Supplied data
________

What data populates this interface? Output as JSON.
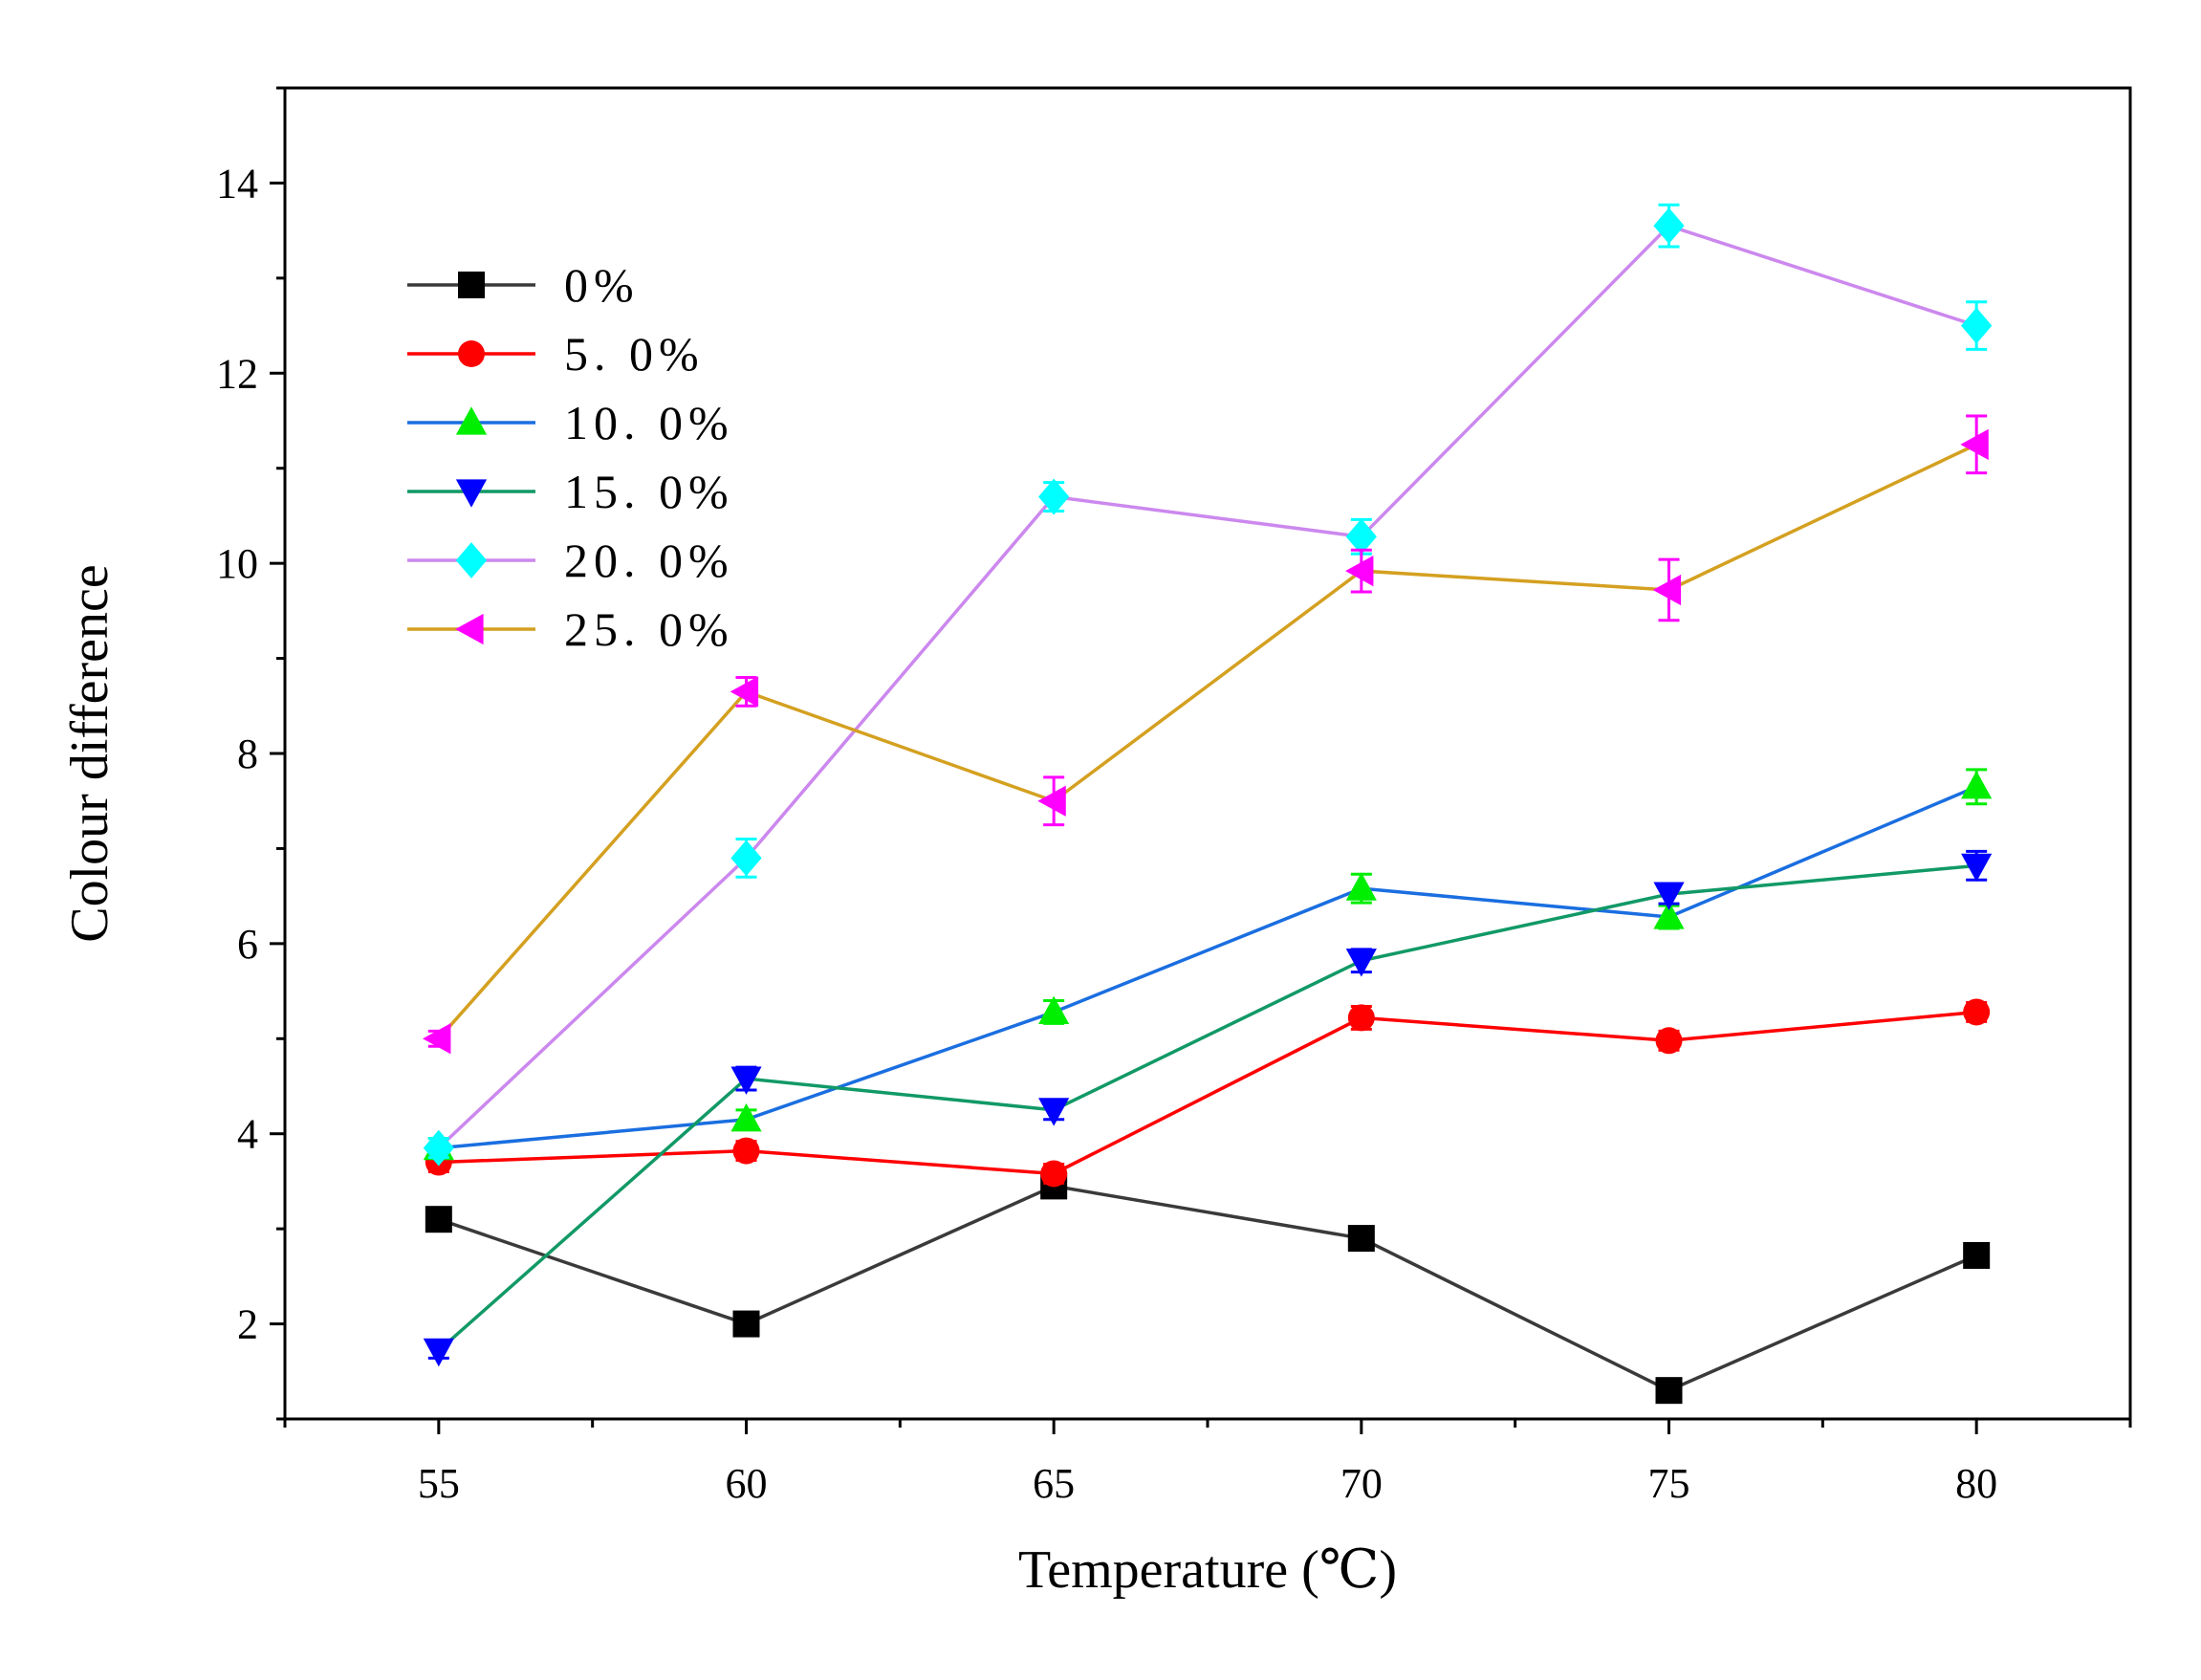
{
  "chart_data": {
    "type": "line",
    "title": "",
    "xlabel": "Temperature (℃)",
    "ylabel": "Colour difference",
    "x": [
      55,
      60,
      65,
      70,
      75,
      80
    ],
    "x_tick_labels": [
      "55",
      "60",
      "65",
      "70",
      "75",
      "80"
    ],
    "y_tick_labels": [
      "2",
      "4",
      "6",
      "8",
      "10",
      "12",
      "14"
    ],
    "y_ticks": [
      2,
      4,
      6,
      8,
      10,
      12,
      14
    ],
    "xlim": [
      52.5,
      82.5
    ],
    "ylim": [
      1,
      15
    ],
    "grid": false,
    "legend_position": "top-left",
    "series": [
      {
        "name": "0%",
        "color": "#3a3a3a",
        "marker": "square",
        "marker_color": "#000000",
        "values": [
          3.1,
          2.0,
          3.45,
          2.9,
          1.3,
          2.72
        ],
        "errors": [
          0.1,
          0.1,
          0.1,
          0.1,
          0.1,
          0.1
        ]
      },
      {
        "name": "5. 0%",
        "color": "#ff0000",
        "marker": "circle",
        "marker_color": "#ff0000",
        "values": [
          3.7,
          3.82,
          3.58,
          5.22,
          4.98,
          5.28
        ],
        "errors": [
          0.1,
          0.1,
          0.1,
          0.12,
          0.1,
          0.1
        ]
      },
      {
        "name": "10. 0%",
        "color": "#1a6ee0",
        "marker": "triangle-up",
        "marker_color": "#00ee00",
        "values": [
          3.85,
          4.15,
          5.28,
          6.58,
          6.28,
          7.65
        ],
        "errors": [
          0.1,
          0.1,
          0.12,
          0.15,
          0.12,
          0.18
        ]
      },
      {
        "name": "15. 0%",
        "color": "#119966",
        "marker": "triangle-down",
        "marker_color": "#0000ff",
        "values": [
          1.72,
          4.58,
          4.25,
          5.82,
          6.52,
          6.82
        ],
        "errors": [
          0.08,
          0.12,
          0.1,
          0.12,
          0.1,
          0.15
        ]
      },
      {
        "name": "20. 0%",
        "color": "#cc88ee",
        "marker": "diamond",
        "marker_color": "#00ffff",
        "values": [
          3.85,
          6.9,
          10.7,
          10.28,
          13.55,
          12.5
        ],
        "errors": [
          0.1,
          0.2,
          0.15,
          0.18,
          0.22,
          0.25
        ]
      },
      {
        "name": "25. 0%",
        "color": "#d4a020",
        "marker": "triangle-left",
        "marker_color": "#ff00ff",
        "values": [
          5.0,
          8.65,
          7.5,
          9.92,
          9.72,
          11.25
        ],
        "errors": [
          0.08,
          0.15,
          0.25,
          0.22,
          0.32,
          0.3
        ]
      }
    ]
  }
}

________

Go through the entries above and pull out each line with "left" in it.

    "legend_position": "top-left",
        "marker": "triangle-left",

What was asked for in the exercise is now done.